__TEXT__.
--
Preclinical Evaluation of Rationally Designed Peptide-NIRF Probe for c-Met Positive Liver Cancer Imaging-Guided Surgery.

Hepatocellular carcinoma (HCC) poses a significant threat to global health, with postoperative survival often compromised by high recurrence rates due to undetectable occult metastases, thereby highlighting the urgent need for early diagnosis and precise intraoperative guidance. The cellular-mesenchymal epithelial transition factor (c-Met), a transmembrane receptor overexpressed in numerous malignancies including HCC, represents a compelling biomarker for cancer diagnosis and therapy. Herein, we reported a near-infrared fluorescence (NIRF) probe, GM-7-MPA, constructed by conjugating a specifically screened high-affinity peptide ligand (GM-7) with a hydrophilic fluorescent dye (MPA). The GM-7-MPA demonstrated high specificity and strong binding affinity for c-Met positive HCC cells in vitro, outperforming GE-137-MPA, which has been clinically evaluated for the detection of colorectal polyps. Furthermore, across various tumor-bearing mouse models, including subcutaneous xenograft, orthotopic liver cancer, and HCC pulmonary metastasis models, GM-7-MPA clearly visualized tumor lesions with a high tumor-to-background ratio (TBR). Critically, in fluorescence-guided surgical navigation studies, the probe accurately delineated tumor margins from adjacent normal tissues and effectively identified residual microfoci, thereby facilitating the complete resection of malignant tumors in xenograft models and orthotopic settings. These findings identified that GM-7-MPA was a promising candidate for the diagnosis and surgical navigation of c-Met positive HCC, demonstrating significant translational potential and clinical application prospects.
--
Output the entire abstract on the c-Met-targeted NIRF probe for liver cancer surgery, word for word and unchanged. The items that follow have no connection to the abstract.

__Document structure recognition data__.
--
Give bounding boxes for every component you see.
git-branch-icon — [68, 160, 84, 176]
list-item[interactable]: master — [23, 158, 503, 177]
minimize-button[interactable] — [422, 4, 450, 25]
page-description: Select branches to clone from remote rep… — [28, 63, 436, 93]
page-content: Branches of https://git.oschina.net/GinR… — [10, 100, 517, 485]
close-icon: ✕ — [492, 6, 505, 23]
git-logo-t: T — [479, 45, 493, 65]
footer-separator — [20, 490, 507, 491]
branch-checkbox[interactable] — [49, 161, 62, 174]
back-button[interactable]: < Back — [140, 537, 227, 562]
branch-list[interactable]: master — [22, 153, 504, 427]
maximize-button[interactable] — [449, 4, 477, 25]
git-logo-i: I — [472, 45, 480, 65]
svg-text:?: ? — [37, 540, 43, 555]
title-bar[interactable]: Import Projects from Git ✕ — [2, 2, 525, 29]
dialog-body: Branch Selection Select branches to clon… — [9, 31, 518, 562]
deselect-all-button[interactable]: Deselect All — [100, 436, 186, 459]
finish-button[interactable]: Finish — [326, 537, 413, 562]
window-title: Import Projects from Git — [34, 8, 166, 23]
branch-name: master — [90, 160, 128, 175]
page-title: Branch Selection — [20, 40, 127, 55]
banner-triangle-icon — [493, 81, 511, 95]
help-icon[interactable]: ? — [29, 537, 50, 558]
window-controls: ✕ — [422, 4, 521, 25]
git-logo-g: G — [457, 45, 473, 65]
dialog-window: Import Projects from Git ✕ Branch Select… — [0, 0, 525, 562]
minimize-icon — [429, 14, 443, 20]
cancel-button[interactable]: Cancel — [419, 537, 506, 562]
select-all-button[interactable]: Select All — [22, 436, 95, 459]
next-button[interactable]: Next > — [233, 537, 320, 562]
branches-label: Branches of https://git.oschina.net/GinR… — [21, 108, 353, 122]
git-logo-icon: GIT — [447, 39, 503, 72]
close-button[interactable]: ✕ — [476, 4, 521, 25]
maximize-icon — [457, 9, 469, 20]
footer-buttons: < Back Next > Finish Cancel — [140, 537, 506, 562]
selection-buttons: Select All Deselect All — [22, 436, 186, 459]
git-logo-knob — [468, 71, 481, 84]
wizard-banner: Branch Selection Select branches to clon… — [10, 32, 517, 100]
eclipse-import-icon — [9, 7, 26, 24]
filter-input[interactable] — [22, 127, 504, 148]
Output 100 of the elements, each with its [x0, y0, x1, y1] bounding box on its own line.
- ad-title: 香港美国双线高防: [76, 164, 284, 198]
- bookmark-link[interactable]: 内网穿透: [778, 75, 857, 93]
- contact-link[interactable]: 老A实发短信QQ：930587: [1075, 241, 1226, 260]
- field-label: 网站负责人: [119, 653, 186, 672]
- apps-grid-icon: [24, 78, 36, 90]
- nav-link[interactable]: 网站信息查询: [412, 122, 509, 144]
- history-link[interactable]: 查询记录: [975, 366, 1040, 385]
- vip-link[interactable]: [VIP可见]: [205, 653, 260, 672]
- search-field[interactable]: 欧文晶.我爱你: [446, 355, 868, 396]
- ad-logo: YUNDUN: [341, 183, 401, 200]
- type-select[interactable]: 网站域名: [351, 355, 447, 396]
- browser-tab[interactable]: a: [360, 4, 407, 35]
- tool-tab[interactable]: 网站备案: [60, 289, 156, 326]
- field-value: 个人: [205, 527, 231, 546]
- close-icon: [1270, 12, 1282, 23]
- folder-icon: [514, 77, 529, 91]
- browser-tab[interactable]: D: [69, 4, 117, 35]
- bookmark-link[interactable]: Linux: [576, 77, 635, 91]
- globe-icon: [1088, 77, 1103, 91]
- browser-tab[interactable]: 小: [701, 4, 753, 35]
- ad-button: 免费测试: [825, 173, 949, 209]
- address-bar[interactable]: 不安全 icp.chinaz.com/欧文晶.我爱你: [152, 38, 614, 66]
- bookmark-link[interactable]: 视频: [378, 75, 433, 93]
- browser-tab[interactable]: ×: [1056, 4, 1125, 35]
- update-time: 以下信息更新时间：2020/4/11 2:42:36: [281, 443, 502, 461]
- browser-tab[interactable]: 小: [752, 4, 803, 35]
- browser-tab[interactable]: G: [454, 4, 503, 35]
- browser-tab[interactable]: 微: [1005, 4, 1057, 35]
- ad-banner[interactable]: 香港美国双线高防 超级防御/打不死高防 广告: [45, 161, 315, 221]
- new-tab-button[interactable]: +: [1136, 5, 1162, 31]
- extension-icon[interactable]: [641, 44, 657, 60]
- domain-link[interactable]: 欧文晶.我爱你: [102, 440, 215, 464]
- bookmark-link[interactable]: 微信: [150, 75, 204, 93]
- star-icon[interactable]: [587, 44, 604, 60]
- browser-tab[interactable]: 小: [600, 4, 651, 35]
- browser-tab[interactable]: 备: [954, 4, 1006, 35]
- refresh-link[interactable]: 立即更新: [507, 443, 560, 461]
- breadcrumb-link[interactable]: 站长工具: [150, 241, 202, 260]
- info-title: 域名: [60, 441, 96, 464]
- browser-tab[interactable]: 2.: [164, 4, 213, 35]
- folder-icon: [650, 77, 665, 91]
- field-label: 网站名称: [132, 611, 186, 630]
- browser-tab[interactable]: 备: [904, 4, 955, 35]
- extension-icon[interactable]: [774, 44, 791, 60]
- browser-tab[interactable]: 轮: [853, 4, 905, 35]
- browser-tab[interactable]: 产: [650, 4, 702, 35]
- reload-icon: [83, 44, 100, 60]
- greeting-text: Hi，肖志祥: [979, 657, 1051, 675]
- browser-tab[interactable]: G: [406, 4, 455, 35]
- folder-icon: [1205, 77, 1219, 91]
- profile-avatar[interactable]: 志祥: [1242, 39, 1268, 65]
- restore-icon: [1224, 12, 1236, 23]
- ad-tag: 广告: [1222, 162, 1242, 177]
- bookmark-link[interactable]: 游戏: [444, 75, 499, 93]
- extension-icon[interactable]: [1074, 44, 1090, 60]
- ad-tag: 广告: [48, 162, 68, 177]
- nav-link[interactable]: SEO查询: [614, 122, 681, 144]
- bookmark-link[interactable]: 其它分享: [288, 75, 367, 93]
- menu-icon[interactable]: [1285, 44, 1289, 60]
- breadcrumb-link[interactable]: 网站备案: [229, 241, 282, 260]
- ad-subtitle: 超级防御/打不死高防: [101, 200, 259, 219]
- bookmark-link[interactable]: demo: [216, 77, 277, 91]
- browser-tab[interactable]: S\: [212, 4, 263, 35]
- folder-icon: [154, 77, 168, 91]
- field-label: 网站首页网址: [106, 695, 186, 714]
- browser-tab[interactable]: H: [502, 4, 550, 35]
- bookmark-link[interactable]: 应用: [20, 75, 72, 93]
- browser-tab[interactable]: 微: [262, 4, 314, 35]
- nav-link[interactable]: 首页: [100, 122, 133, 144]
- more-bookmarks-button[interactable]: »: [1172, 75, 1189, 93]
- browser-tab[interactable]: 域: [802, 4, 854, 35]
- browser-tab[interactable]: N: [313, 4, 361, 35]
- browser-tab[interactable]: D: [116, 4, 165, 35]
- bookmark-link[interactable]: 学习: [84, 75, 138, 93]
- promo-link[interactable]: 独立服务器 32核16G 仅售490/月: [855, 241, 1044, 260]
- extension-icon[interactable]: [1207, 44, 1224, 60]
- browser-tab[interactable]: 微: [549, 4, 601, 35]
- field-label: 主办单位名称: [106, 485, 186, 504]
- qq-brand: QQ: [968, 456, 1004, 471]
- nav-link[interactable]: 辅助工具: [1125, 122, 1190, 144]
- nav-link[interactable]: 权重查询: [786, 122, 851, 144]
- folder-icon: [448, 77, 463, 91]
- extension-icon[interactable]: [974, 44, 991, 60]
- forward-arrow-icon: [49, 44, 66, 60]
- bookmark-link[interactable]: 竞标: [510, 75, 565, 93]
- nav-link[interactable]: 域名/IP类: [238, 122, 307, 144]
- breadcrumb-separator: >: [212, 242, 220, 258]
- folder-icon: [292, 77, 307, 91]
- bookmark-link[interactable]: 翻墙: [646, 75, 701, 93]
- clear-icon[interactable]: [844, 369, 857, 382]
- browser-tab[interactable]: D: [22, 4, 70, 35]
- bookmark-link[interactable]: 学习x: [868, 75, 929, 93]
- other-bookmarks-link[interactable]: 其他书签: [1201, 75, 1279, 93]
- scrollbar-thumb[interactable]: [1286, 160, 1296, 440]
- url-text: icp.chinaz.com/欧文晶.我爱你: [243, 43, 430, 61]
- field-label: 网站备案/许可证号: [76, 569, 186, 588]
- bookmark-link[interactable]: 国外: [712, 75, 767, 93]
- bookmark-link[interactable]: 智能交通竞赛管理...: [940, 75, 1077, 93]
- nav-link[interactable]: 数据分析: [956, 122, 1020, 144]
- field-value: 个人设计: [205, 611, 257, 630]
--
__ANSWER BOX__.
Preclinical Evaluation of Rationally Designed Peptide-NIRF Probe for c-Met Positive Liver Cancer Imaging-Guided Surgery.

Hepatocellular carcinoma (HCC) poses a significant threat to global health, with postoperative survival often compromised by high recurrence rates due to undetectable occult metastases, thereby highlighting the urgent need for early diagnosis and precise intraoperative guidance. The cellular-mesenchymal epithelial transition factor (c-Met), a transmembrane receptor overexpressed in numerous malignancies including HCC, represents a compelling biomarker for cancer diagnosis and therapy. Herein, we reported a near-infrared fluorescence (NIRF) probe, GM-7-MPA, constructed by conjugating a specifically screened high-affinity peptide ligand (GM-7) with a hydrophilic fluorescent dye (MPA). The GM-7-MPA demonstrated high specificity and strong binding affinity for c-Met positive HCC cells in vitro, outperforming GE-137-MPA, which has been clinically evaluated for the detection of colorectal polyps. Furthermore, across various tumor-bearing mouse models, including subcutaneous xenograft, orthotopic liver cancer, and HCC pulmonary metastasis models, GM-7-MPA clearly visualized tumor lesions with a high tumor-to-background ratio (TBR). Critically, in fluorescence-guided surgical navigation studies, the probe accurately delineated tumor margins from adjacent normal tissues and effectively identified residual microfoci, thereby facilitating the complete resection of malignant tumors in xenograft models and orthotopic settings. These findings identified that GM-7-MPA was a promising candidate for the diagnosis and surgical navigation of c-Met positive HCC, demonstrating significant translational potential and clinical application prospects.